- Extracted data

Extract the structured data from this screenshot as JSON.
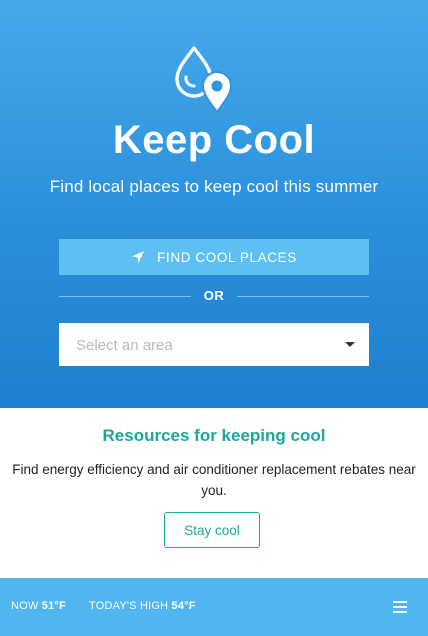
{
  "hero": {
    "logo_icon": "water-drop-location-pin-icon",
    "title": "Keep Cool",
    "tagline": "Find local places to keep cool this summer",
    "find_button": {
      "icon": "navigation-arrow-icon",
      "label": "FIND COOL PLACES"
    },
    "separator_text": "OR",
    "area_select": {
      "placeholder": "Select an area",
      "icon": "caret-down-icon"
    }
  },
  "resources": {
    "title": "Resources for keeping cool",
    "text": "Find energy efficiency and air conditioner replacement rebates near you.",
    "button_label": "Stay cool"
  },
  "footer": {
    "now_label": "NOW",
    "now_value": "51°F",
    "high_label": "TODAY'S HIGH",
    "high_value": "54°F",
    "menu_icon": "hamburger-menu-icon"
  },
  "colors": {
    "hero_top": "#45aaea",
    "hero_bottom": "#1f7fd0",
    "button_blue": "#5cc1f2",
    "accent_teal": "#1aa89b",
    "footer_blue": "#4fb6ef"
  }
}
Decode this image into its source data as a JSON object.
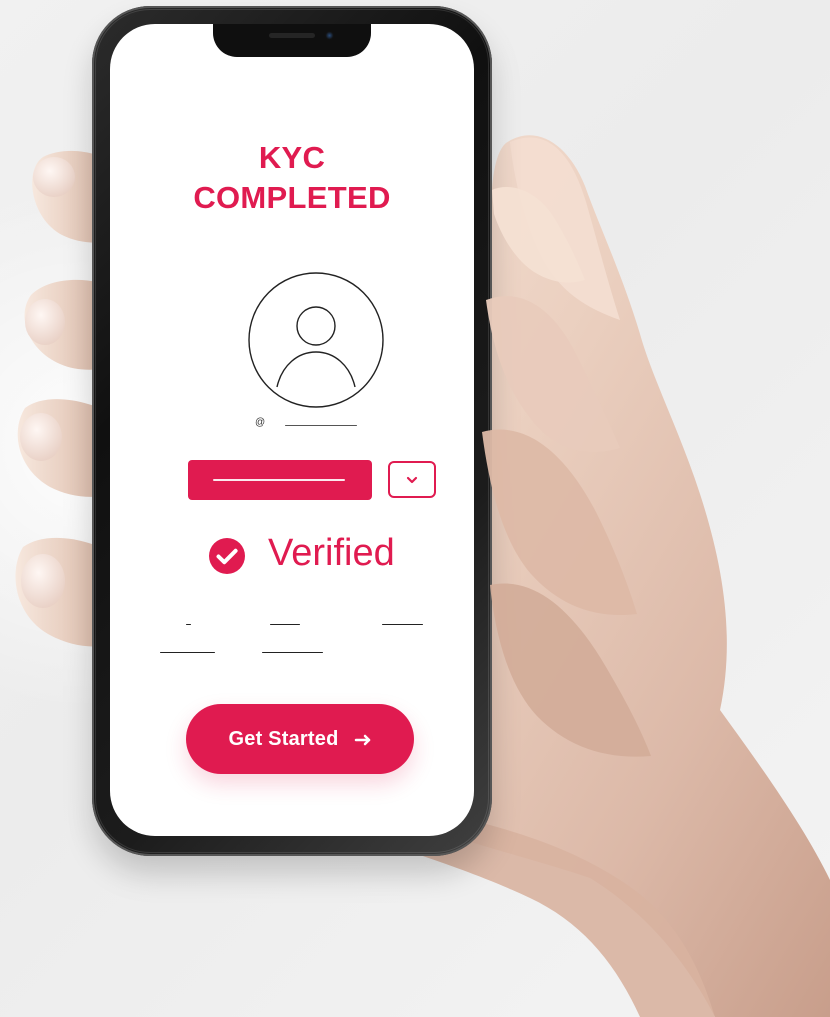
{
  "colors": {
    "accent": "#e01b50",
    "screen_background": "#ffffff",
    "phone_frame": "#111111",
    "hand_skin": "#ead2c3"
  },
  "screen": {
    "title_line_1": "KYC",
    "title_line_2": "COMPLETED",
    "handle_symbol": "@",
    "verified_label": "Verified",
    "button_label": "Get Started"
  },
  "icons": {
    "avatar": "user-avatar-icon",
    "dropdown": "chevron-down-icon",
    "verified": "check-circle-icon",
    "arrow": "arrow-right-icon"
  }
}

- Required task
Retype all entries exactly as they appear, dropping the images.

- Expected output
Extract the structured data from this screenshot as JSON.
{
  "hero": {
    "logo_icon": "water-drop-location-pin-icon",
    "title": "Keep Cool",
    "tagline": "Find local places to keep cool this summer",
    "find_button": {
      "icon": "navigation-arrow-icon",
      "label": "FIND COOL PLACES"
    },
    "separator_text": "OR",
    "area_select": {
      "placeholder": "Select an area",
      "icon": "caret-down-icon"
    }
  },
  "resources": {
    "title": "Resources for keeping cool",
    "text": "Find energy efficiency and air conditioner replacement rebates near you.",
    "button_label": "Stay cool"
  },
  "footer": {
    "now_label": "NOW",
    "now_value": "51°F",
    "high_label": "TODAY'S HIGH",
    "high_value": "54°F",
    "menu_icon": "hamburger-menu-icon"
  },
  "colors": {
    "hero_top": "#45aaea",
    "hero_bottom": "#1f7fd0",
    "button_blue": "#5cc1f2",
    "accent_teal": "#1aa89b",
    "footer_blue": "#4fb6ef"
  }
}
Decode this image into its source data as a JSON object.
{
  "colors": {
    "accent": "#e01b50",
    "screen_background": "#ffffff",
    "phone_frame": "#111111",
    "hand_skin": "#ead2c3"
  },
  "screen": {
    "title_line_1": "KYC",
    "title_line_2": "COMPLETED",
    "handle_symbol": "@",
    "verified_label": "Verified",
    "button_label": "Get Started"
  },
  "icons": {
    "avatar": "user-avatar-icon",
    "dropdown": "chevron-down-icon",
    "verified": "check-circle-icon",
    "arrow": "arrow-right-icon"
  }
}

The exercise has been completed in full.